*** Dataset entries

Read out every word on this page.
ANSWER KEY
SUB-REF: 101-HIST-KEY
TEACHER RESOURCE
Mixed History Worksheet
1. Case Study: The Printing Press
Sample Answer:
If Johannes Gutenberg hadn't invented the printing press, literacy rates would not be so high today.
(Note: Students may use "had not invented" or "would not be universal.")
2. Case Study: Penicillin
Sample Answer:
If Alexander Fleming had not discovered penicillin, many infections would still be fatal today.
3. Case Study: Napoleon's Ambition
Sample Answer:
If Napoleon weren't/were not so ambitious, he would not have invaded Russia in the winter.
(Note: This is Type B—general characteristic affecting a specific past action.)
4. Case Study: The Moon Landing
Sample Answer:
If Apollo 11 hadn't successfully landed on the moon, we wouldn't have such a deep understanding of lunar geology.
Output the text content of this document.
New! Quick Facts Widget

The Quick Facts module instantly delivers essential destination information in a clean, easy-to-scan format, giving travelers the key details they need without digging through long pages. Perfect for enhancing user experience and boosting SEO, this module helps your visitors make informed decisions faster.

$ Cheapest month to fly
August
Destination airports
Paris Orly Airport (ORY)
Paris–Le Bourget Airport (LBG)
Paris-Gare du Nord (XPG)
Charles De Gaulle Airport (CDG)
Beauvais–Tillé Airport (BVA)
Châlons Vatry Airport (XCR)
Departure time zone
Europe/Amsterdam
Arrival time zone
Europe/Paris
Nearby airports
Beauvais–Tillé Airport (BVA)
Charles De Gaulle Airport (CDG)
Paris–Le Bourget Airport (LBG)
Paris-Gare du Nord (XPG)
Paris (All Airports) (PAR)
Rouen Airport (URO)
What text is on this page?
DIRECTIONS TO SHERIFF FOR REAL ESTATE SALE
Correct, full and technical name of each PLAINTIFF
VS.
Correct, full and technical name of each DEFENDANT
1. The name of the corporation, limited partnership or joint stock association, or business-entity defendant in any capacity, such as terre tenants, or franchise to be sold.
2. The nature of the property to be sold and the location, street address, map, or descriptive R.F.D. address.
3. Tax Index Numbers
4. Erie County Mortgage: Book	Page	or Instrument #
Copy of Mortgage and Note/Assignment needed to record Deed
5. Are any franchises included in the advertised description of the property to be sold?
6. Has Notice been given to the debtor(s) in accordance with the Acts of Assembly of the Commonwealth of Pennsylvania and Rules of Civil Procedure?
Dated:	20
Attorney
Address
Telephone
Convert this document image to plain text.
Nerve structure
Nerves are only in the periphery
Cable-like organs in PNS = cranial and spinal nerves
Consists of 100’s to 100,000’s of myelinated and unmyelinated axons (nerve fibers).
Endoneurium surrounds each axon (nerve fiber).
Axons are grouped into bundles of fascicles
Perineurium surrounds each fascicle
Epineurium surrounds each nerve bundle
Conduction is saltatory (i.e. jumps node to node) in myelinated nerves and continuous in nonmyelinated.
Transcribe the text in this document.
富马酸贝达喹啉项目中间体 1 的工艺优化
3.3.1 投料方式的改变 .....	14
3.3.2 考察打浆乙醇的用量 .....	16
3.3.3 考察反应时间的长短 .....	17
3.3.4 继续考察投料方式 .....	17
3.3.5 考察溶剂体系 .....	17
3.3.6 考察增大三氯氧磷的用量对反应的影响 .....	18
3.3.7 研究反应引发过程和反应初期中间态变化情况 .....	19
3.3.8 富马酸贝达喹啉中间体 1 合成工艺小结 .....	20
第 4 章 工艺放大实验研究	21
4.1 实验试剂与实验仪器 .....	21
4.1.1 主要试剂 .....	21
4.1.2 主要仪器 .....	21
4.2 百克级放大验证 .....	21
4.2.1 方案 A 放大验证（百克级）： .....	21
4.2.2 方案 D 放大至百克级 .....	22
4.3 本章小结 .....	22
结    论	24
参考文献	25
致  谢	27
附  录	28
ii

******

• Task goal:
Your task is to reproduce the whole listing exactly.

• Written response:
Read out every word on this page.
ANSWER KEY
SUB-REF: 101-HIST-KEY
TEACHER RESOURCE
Mixed History Worksheet
1. Case Study: The Printing Press
Sample Answer:
If Johannes Gutenberg hadn't invented the printing press, literacy rates would not be so high today.
(Note: Students may use "had not invented" or "would not be universal.")
2. Case Study: Penicillin
Sample Answer:
If Alexander Fleming had not discovered penicillin, many infections would still be fatal today.
3. Case Study: Napoleon's Ambition
Sample Answer:
If Napoleon weren't/were not so ambitious, he would not have invaded Russia in the winter.
(Note: This is Type B—general characteristic affecting a specific past action.)
4. Case Study: The Moon Landing
Sample Answer:
If Apollo 11 hadn't successfully landed on the moon, we wouldn't have such a deep understanding of lunar geology.
Output the text content of this document.
New! Quick Facts Widget

The Quick Facts module instantly delivers essential destination information in a clean, easy-to-scan format, giving travelers the key details they need without digging through long pages. Perfect for enhancing user experience and boosting SEO, this module helps your visitors make informed decisions faster.

$ Cheapest month to fly
August
Destination airports
Paris Orly Airport (ORY)
Paris–Le Bourget Airport (LBG)
Paris-Gare du Nord (XPG)
Charles De Gaulle Airport (CDG)
Beauvais–Tillé Airport (BVA)
Châlons Vatry Airport (XCR)
Departure time zone
Europe/Amsterdam
Arrival time zone
Europe/Paris
Nearby airports
Beauvais–Tillé Airport (BVA)
Charles De Gaulle Airport (CDG)
Paris–Le Bourget Airport (LBG)
Paris-Gare du Nord (XPG)
Paris (All Airports) (PAR)
Rouen Airport (URO)
What text is on this page?
DIRECTIONS TO SHERIFF FOR REAL ESTATE SALE
Correct, full and technical name of each PLAINTIFF
VS.
Correct, full and technical name of each DEFENDANT
1. The name of the corporation, limited partnership or joint stock association, or business-entity defendant in any capacity, such as terre tenants, or franchise to be sold.
2. The nature of the property to be sold and the location, street address, map, or descriptive R.F.D. address.
3. Tax Index Numbers
4. Erie County Mortgage: Book	Page	or Instrument #
Copy of Mortgage and Note/Assignment needed to record Deed
5. Are any franchises included in the advertised description of the property to be sold?
6. Has Notice been given to the debtor(s) in accordance with the Acts of Assembly of the Commonwealth of Pennsylvania and Rules of Civil Procedure?
Dated:	20
Attorney
Address
Telephone
Convert this document image to plain text.
Nerve structure
Nerves are only in the periphery
Cable-like organs in PNS = cranial and spinal nerves
Consists of 100’s to 100,000’s of myelinated and unmyelinated axons (nerve fibers).
Endoneurium surrounds each axon (nerve fiber).
Axons are grouped into bundles of fascicles
Perineurium surrounds each fascicle
Epineurium surrounds each nerve bundle
Conduction is saltatory (i.e. jumps node to node) in myelinated nerves and continuous in nonmyelinated.
Transcribe the text in this document.
富马酸贝达喹啉项目中间体 1 的工艺优化
3.3.1 投料方式的改变 .....	14
3.3.2 考察打浆乙醇的用量 .....	16
3.3.3 考察反应时间的长短 .....	17
3.3.4 继续考察投料方式 .....	17
3.3.5 考察溶剂体系 .....	17
3.3.6 考察增大三氯氧磷的用量对反应的影响 .....	18
3.3.7 研究反应引发过程和反应初期中间态变化情况 .....	19
3.3.8 富马酸贝达喹啉中间体 1 合成工艺小结 .....	20
第 4 章 工艺放大实验研究	21
4.1 实验试剂与实验仪器 .....	21
4.1.1 主要试剂 .....	21
4.1.2 主要仪器 .....	21
4.2 百克级放大验证 .....	21
4.2.1 方案 A 放大验证（百克级）： .....	21
4.2.2 方案 D 放大至百克级 .....	22
4.3 本章小结 .....	22
结    论	24
参考文献	25
致  谢	27
附  录	28
ii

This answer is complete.